INSTRUCTIONS TO FOLLOW: Write out each line of the listing as it stands, without the images.

((

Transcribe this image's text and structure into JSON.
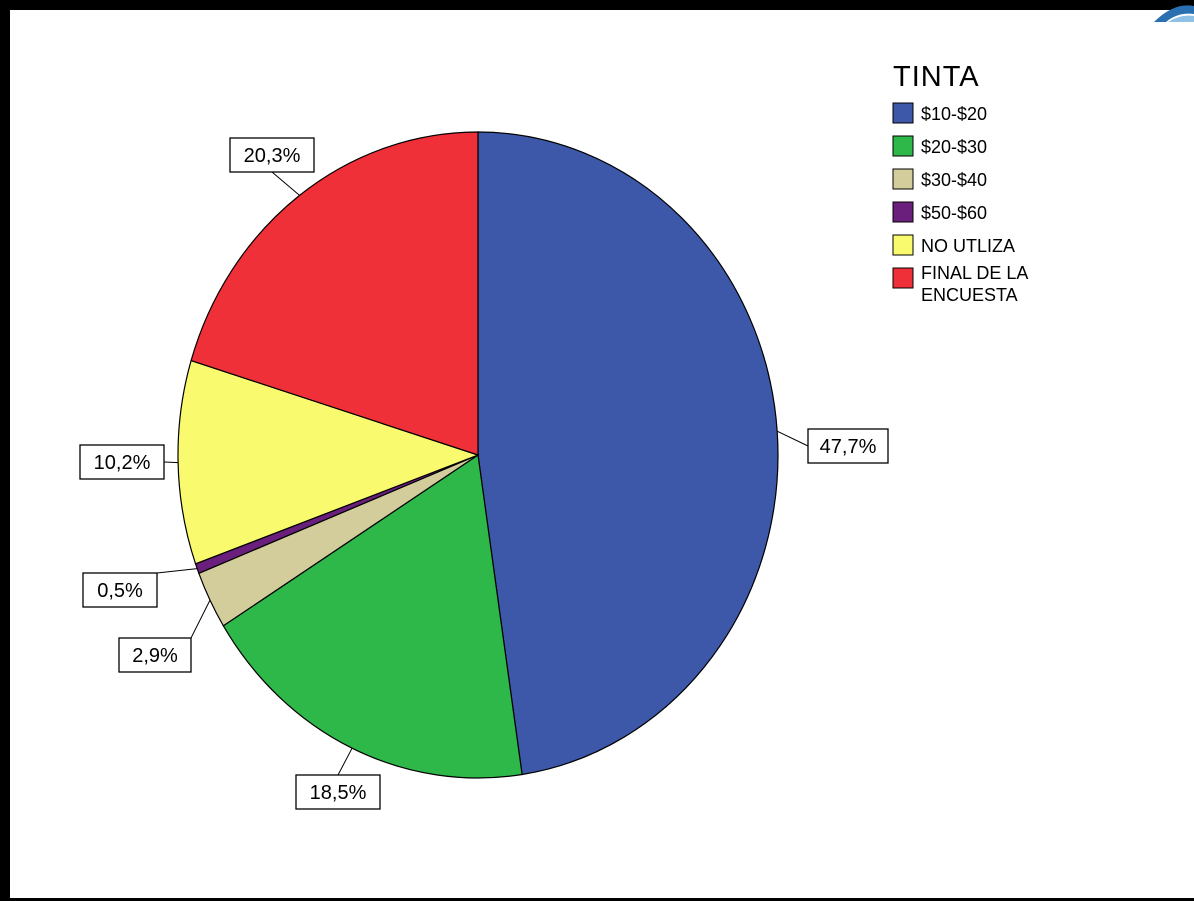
{
  "chart_data": {
    "type": "pie",
    "legend_title": "TINTA",
    "legend_placement": "top-right",
    "slices": [
      {
        "label": "$10-$20",
        "value": 47.7,
        "display": "47,7%",
        "color": "#3d58a8"
      },
      {
        "label": "$20-$30",
        "value": 18.5,
        "display": "18,5%",
        "color": "#2eb84a"
      },
      {
        "label": "$30-$40",
        "value": 2.9,
        "display": "2,9%",
        "color": "#d3cc9b"
      },
      {
        "label": "$50-$60",
        "value": 0.5,
        "display": "0,5%",
        "color": "#6b1f7c"
      },
      {
        "label": "NO UTLIZA",
        "value": 10.2,
        "display": "10,2%",
        "color": "#fafa6e"
      },
      {
        "label": [
          "FINAL DE LA",
          "ENCUESTA"
        ],
        "value": 20.3,
        "display": "20,3%",
        "color": "#ef3038"
      }
    ]
  }
}
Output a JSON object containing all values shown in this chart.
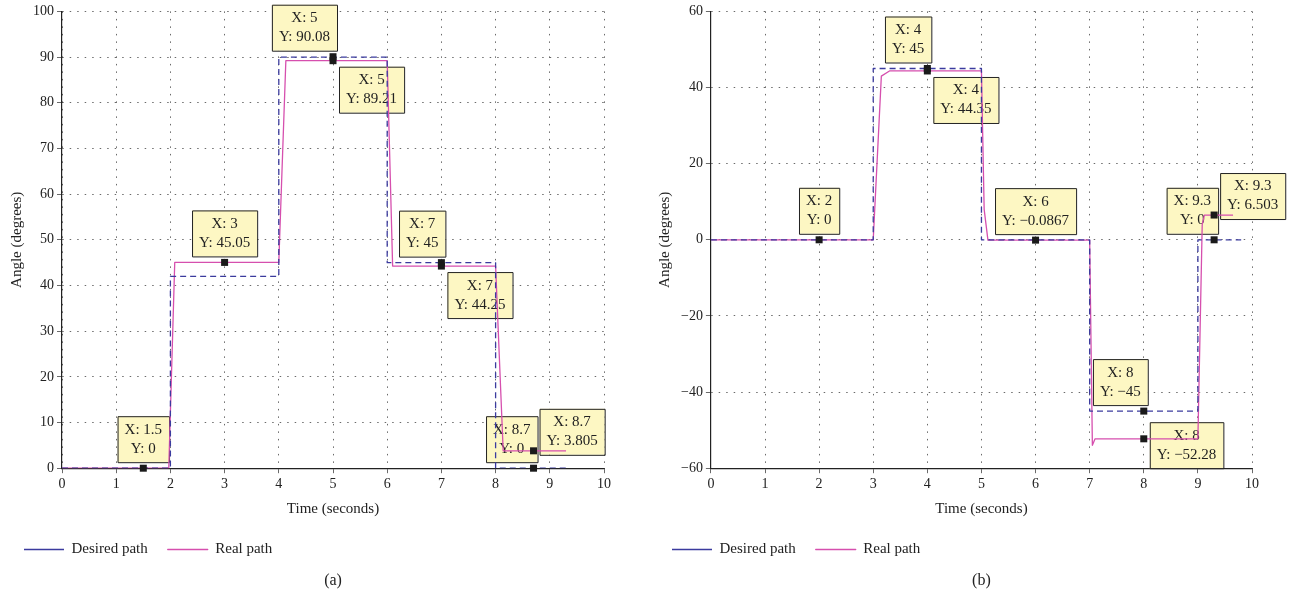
{
  "chart_data": [
    {
      "type": "line",
      "xlabel": "Time (seconds)",
      "ylabel": "Angle (degrees)",
      "xlim": [
        0,
        10
      ],
      "xticks": [
        0,
        1,
        2,
        3,
        4,
        5,
        6,
        7,
        8,
        9,
        10
      ],
      "ylim": [
        0,
        100
      ],
      "yticks": [
        0,
        10,
        20,
        30,
        40,
        50,
        60,
        70,
        80,
        90,
        100
      ],
      "grid": true,
      "legend": "bottom",
      "series": [
        {
          "name": "Desired path",
          "color": "#3b3b9e",
          "line_style": "dashed",
          "x": [
            0,
            2,
            2,
            4,
            4,
            6,
            6,
            8,
            8,
            9.3
          ],
          "values": [
            0,
            0,
            42,
            42,
            90,
            90,
            45,
            45,
            0,
            0
          ]
        },
        {
          "name": "Real path",
          "color": "#d64fae",
          "line_style": "solid",
          "x": [
            0,
            1.97,
            2.08,
            4,
            4.13,
            6,
            6.1,
            8,
            8.14,
            9.3
          ],
          "values": [
            0,
            0,
            45.05,
            45.05,
            89.21,
            89.21,
            44.25,
            44.25,
            3.805,
            3.805
          ]
        }
      ],
      "annotations": [
        {
          "text": "X: 1.5\nY: 0",
          "x": 1.5,
          "y": 0
        },
        {
          "text": "X: 3\nY: 45.05",
          "x": 3,
          "y": 45.05
        },
        {
          "text": "X: 5\nY: 90.08",
          "x": 5,
          "y": 90.08
        },
        {
          "text": "X: 5\nY: 89.21",
          "x": 5,
          "y": 89.21
        },
        {
          "text": "X: 7\nY: 45",
          "x": 7,
          "y": 45
        },
        {
          "text": "X: 7\nY: 44.25",
          "x": 7,
          "y": 44.25
        },
        {
          "text": "X: 8.7\nY: 0",
          "x": 8.7,
          "y": 0
        },
        {
          "text": "X: 8.7\nY: 3.805",
          "x": 8.7,
          "y": 3.805
        },
        "(a)"
      ]
    },
    {
      "type": "line",
      "xlabel": "Time (seconds)",
      "ylabel": "Angle (degrees)",
      "xlim": [
        0,
        10
      ],
      "xticks": [
        0,
        1,
        2,
        3,
        4,
        5,
        6,
        7,
        8,
        9,
        10
      ],
      "ylim": [
        -60,
        60
      ],
      "yticks": [
        {
          "value": -60,
          "label": "−60"
        },
        {
          "value": -40,
          "label": "−40"
        },
        {
          "value": -20,
          "label": "−20"
        },
        0,
        20,
        40,
        60
      ],
      "grid": true,
      "legend": "bottom",
      "series": [
        {
          "name": "Desired path",
          "color": "#3b3b9e",
          "line_style": "dashed",
          "x": [
            0,
            3,
            3,
            5,
            5,
            7,
            7,
            9,
            9,
            9.8
          ],
          "values": [
            0,
            0,
            45,
            45,
            0,
            0,
            -45,
            -45,
            0,
            0
          ]
        },
        {
          "name": "Real path",
          "color": "#d64fae",
          "line_style": "solid",
          "x": [
            0,
            3,
            3.15,
            3.3,
            5,
            5.05,
            5.12,
            7,
            7.05,
            7.1,
            9,
            9.08,
            9.12,
            9.65
          ],
          "values": [
            0,
            0,
            43,
            44.35,
            44.35,
            8,
            -0.0867,
            -0.0867,
            -54,
            -52.28,
            -52.28,
            4,
            6.503,
            6.503
          ]
        }
      ],
      "annotations": [
        {
          "text": "X: 2\nY: 0",
          "x": 2,
          "y": 0
        },
        {
          "text": "X: 4\nY: 45",
          "x": 4,
          "y": 45
        },
        {
          "text": "X: 4\nY: 44.35",
          "x": 4,
          "y": 44.35
        },
        {
          "text": "X: 6\nY: −0.0867",
          "x": 6,
          "y": -0.0867
        },
        {
          "text": "X: 8\nY: −45",
          "x": 8,
          "y": -45
        },
        {
          "text": "X: 8\nY: −52.28",
          "x": 8,
          "y": -52.28
        },
        {
          "text": "X: 9.3\nY: 0",
          "x": 9.3,
          "y": 0
        },
        {
          "text": "X: 9.3\nY: 6.503",
          "x": 9.3,
          "y": 6.503
        },
        "(b)"
      ]
    }
  ]
}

))

IN RESPONSE:
Transcribe this image's text and structure into JSON.
{
  "chart_data": {
    "type": "pie",
    "legend_title": "TINTA",
    "legend_placement": "top-right",
    "slices": [
      {
        "label": "$10-$20",
        "value": 47.7,
        "display": "47,7%",
        "color": "#3d58a8"
      },
      {
        "label": "$20-$30",
        "value": 18.5,
        "display": "18,5%",
        "color": "#2eb84a"
      },
      {
        "label": "$30-$40",
        "value": 2.9,
        "display": "2,9%",
        "color": "#d3cc9b"
      },
      {
        "label": "$50-$60",
        "value": 0.5,
        "display": "0,5%",
        "color": "#6b1f7c"
      },
      {
        "label": "NO UTLIZA",
        "value": 10.2,
        "display": "10,2%",
        "color": "#fafa6e"
      },
      {
        "label": [
          "FINAL DE LA",
          "ENCUESTA"
        ],
        "value": 20.3,
        "display": "20,3%",
        "color": "#ef3038"
      }
    ]
  }
}
Output a JSON object containing all values shown in this chart.
{
  "chart_data": [
    {
      "type": "line",
      "xlabel": "Time (seconds)",
      "ylabel": "Angle (degrees)",
      "xlim": [
        0,
        10
      ],
      "xticks": [
        0,
        1,
        2,
        3,
        4,
        5,
        6,
        7,
        8,
        9,
        10
      ],
      "ylim": [
        0,
        100
      ],
      "yticks": [
        0,
        10,
        20,
        30,
        40,
        50,
        60,
        70,
        80,
        90,
        100
      ],
      "grid": true,
      "legend": "bottom",
      "series": [
        {
          "name": "Desired path",
          "color": "#3b3b9e",
          "line_style": "dashed",
          "x": [
            0,
            2,
            2,
            4,
            4,
            6,
            6,
            8,
            8,
            9.3
          ],
          "values": [
            0,
            0,
            42,
            42,
            90,
            90,
            45,
            45,
            0,
            0
          ]
        },
        {
          "name": "Real path",
          "color": "#d64fae",
          "line_style": "solid",
          "x": [
            0,
            1.97,
            2.08,
            4,
            4.13,
            6,
            6.1,
            8,
            8.14,
            9.3
          ],
          "values": [
            0,
            0,
            45.05,
            45.05,
            89.21,
            89.21,
            44.25,
            44.25,
            3.805,
            3.805
          ]
        }
      ],
      "annotations": [
        {
          "text": "X: 1.5\nY: 0",
          "x": 1.5,
          "y": 0
        },
        {
          "text": "X: 3\nY: 45.05",
          "x": 3,
          "y": 45.05
        },
        {
          "text": "X: 5\nY: 90.08",
          "x": 5,
          "y": 90.08
        },
        {
          "text": "X: 5\nY: 89.21",
          "x": 5,
          "y": 89.21
        },
        {
          "text": "X: 7\nY: 45",
          "x": 7,
          "y": 45
        },
        {
          "text": "X: 7\nY: 44.25",
          "x": 7,
          "y": 44.25
        },
        {
          "text": "X: 8.7\nY: 0",
          "x": 8.7,
          "y": 0
        },
        {
          "text": "X: 8.7\nY: 3.805",
          "x": 8.7,
          "y": 3.805
        },
        "(a)"
      ]
    },
    {
      "type": "line",
      "xlabel": "Time (seconds)",
      "ylabel": "Angle (degrees)",
      "xlim": [
        0,
        10
      ],
      "xticks": [
        0,
        1,
        2,
        3,
        4,
        5,
        6,
        7,
        8,
        9,
        10
      ],
      "ylim": [
        -60,
        60
      ],
      "yticks": [
        {
          "value": -60,
          "label": "−60"
        },
        {
          "value": -40,
          "label": "−40"
        },
        {
          "value": -20,
          "label": "−20"
        },
        0,
        20,
        40,
        60
      ],
      "grid": true,
      "legend": "bottom",
      "series": [
        {
          "name": "Desired path",
          "color": "#3b3b9e",
          "line_style": "dashed",
          "x": [
            0,
            3,
            3,
            5,
            5,
            7,
            7,
            9,
            9,
            9.8
          ],
          "values": [
            0,
            0,
            45,
            45,
            0,
            0,
            -45,
            -45,
            0,
            0
          ]
        },
        {
          "name": "Real path",
          "color": "#d64fae",
          "line_style": "solid",
          "x": [
            0,
            3,
            3.15,
            3.3,
            5,
            5.05,
            5.12,
            7,
            7.05,
            7.1,
            9,
            9.08,
            9.12,
            9.65
          ],
          "values": [
            0,
            0,
            43,
            44.35,
            44.35,
            8,
            -0.0867,
            -0.0867,
            -54,
            -52.28,
            -52.28,
            4,
            6.503,
            6.503
          ]
        }
      ],
      "annotations": [
        {
          "text": "X: 2\nY: 0",
          "x": 2,
          "y": 0
        },
        {
          "text": "X: 4\nY: 45",
          "x": 4,
          "y": 45
        },
        {
          "text": "X: 4\nY: 44.35",
          "x": 4,
          "y": 44.35
        },
        {
          "text": "X: 6\nY: −0.0867",
          "x": 6,
          "y": -0.0867
        },
        {
          "text": "X: 8\nY: −45",
          "x": 8,
          "y": -45
        },
        {
          "text": "X: 8\nY: −52.28",
          "x": 8,
          "y": -52.28
        },
        {
          "text": "X: 9.3\nY: 0",
          "x": 9.3,
          "y": 0
        },
        {
          "text": "X: 9.3\nY: 6.503",
          "x": 9.3,
          "y": 6.503
        },
        "(b)"
      ]
    }
  ]
}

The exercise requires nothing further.